++++ RECORDS FOR THE TASK ++++

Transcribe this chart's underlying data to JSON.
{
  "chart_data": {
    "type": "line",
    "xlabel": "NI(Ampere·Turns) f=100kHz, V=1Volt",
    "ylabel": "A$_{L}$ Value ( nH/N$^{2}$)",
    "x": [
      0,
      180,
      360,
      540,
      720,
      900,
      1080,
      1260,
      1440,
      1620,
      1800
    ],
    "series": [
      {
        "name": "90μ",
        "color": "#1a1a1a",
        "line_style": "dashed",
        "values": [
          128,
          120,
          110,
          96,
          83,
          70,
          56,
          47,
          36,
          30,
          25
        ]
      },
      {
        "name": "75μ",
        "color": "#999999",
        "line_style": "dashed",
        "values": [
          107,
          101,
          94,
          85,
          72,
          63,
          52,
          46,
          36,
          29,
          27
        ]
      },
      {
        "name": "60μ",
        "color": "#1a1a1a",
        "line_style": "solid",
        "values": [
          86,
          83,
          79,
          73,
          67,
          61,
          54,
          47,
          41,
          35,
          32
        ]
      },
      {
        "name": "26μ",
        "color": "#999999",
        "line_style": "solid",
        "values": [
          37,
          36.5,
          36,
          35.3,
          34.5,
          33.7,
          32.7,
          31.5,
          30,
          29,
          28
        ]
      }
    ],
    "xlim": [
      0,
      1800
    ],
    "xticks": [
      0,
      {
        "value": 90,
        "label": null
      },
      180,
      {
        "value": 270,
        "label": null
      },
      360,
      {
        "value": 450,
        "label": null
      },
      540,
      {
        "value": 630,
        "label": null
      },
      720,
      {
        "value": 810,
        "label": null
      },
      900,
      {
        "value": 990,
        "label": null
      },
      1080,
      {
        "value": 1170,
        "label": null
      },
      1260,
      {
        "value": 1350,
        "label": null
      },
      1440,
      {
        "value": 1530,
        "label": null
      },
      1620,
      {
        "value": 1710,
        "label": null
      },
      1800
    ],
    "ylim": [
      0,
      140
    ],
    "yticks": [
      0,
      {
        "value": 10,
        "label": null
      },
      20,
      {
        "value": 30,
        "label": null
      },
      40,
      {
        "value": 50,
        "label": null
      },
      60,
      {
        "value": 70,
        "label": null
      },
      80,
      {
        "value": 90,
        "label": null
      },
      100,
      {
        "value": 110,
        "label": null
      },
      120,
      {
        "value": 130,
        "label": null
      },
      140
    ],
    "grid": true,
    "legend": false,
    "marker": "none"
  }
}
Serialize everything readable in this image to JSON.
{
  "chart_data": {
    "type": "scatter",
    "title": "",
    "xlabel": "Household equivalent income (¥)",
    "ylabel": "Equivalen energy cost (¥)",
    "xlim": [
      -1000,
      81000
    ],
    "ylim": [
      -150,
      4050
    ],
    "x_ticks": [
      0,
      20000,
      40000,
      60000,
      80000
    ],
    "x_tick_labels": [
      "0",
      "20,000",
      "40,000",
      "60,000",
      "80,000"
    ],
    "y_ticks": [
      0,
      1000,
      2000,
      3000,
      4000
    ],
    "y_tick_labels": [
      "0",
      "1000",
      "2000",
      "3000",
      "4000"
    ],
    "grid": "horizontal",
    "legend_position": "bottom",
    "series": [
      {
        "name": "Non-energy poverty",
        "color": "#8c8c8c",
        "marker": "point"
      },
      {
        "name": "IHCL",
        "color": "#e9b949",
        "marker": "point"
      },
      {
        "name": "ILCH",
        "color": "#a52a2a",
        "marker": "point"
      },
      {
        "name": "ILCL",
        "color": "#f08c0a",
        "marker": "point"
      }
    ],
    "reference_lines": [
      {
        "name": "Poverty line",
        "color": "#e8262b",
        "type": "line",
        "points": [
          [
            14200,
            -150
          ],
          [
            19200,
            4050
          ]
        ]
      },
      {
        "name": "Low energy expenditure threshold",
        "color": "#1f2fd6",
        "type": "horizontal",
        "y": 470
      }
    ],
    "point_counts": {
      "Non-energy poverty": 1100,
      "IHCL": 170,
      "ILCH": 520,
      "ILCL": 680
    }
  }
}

++++

AIM
Read the entries and select each line where the word "color" is found.

RESULT
        "color": "#1a1a1a",
        "color": "#999999",
        "color": "#1a1a1a",
        "color": "#999999",
        "color": "#8c8c8c",
        "color": "#e9b949",
        "color": "#a52a2a",
        "color": "#f08c0a",
        "color": "#e8262b",
        "color": "#1f2fd6",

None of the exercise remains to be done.